> **What is asked**
Where a line contains the string "name", copy that line.

Some records:
______________________________

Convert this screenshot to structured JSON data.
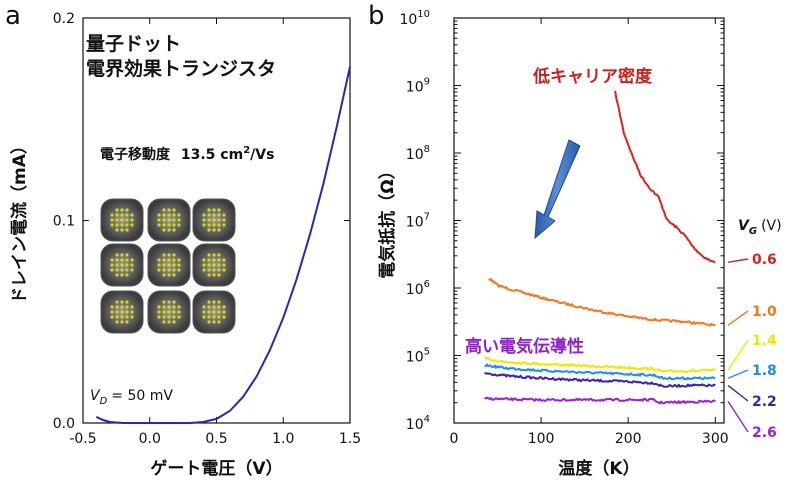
{
  "figure": {
    "panel_a": "a",
    "panel_b": "b"
  },
  "chart_data": [
    {
      "type": "line",
      "panel": "a",
      "xlabel": "ゲート電圧（V）",
      "ylabel": "ドレイン電流（mA）",
      "xlim": [
        -0.5,
        1.5
      ],
      "ylim": [
        0.0,
        0.2
      ],
      "xticks": [
        "-0.5",
        "0.0",
        "0.5",
        "1.0",
        "1.5"
      ],
      "yticks": [
        "0.0",
        "0.1",
        "0.2"
      ],
      "grid": false,
      "annotation_title_line1": "量子ドット",
      "annotation_title_line2": "電界効果トランジスタ",
      "mobility_label": "電子移動度",
      "mobility_value": "13.5 cm",
      "mobility_sup": "2",
      "mobility_unit": "/Vs",
      "vd_symbol": "V",
      "vd_sub": "D",
      "vd_value": "= 50 mV",
      "series": [
        {
          "color": "#1f2bb8",
          "x": [
            -0.4,
            -0.35,
            -0.3,
            -0.2,
            -0.1,
            0.0,
            0.1,
            0.2,
            0.3,
            0.4,
            0.5,
            0.6,
            0.7,
            0.8,
            0.9,
            1.0,
            1.1,
            1.2,
            1.3,
            1.4,
            1.5
          ],
          "y": [
            0.003,
            0.0015,
            0.0005,
            0.0,
            0.0,
            0.0,
            0.0,
            0.0,
            0.0,
            0.0005,
            0.002,
            0.006,
            0.013,
            0.023,
            0.036,
            0.052,
            0.071,
            0.093,
            0.118,
            0.146,
            0.176
          ]
        }
      ]
    },
    {
      "type": "line",
      "panel": "b",
      "xlabel": "温度（K）",
      "ylabel": "電気抵抗（Ω）",
      "xlim": [
        0,
        310
      ],
      "ylim_log10": [
        4,
        10
      ],
      "yscale": "log",
      "xticks": [
        0,
        100,
        200,
        300
      ],
      "yticks_exp": [
        4,
        5,
        6,
        7,
        8,
        9,
        10
      ],
      "ytick_base": "10",
      "grid": false,
      "annotation_low": "低キャリア密度",
      "annotation_high": "高い電気伝導性",
      "legend_symbol": "V",
      "legend_sub": "G",
      "legend_unit": "(V)",
      "series": [
        {
          "name": "0.6",
          "color": "#e0201a",
          "x": [
            185,
            195,
            205,
            215,
            225,
            235,
            245,
            255,
            265,
            275,
            285,
            295,
            300
          ],
          "y": [
            800000000,
            200000000,
            90000000,
            45000000,
            30000000,
            22000000,
            10000000,
            8000000,
            6000000,
            4000000,
            3000000,
            2500000,
            2400000
          ]
        },
        {
          "name": "1.0",
          "color": "#f07820",
          "x": [
            40,
            50,
            60,
            80,
            100,
            120,
            140,
            160,
            180,
            200,
            220,
            240,
            260,
            280,
            300
          ],
          "y": [
            1400000,
            1100000,
            1000000,
            850000,
            720000,
            620000,
            540000,
            470000,
            420000,
            380000,
            350000,
            330000,
            320000,
            300000,
            280000
          ]
        },
        {
          "name": "1.4",
          "color": "#f2e600",
          "x": [
            35,
            60,
            100,
            150,
            200,
            230,
            240,
            270,
            300
          ],
          "y": [
            90000,
            80000,
            75000,
            70000,
            66000,
            63000,
            58000,
            59000,
            60000
          ]
        },
        {
          "name": "1.8",
          "color": "#1f8ee8",
          "x": [
            35,
            60,
            100,
            150,
            200,
            230,
            240,
            270,
            300
          ],
          "y": [
            72000,
            65000,
            60000,
            56000,
            53000,
            51000,
            46000,
            46000,
            46000
          ]
        },
        {
          "name": "2.2",
          "color": "#3b23b0",
          "x": [
            35,
            60,
            100,
            150,
            200,
            230,
            240,
            270,
            300
          ],
          "y": [
            55000,
            50000,
            46000,
            43000,
            41000,
            39000,
            35000,
            36000,
            36000
          ]
        },
        {
          "name": "2.6",
          "color": "#9d1fd6",
          "x": [
            35,
            60,
            100,
            150,
            200,
            230,
            235,
            270,
            300
          ],
          "y": [
            23000,
            22500,
            22000,
            22000,
            22000,
            22000,
            20000,
            20500,
            21000
          ]
        }
      ]
    }
  ]
}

______________________________

> **Answer to the problem**
          "name": "0.6",
          "name": "1.0",
          "name": "1.4",
          "name": "1.8",
          "name": "2.2",
          "name": "2.6",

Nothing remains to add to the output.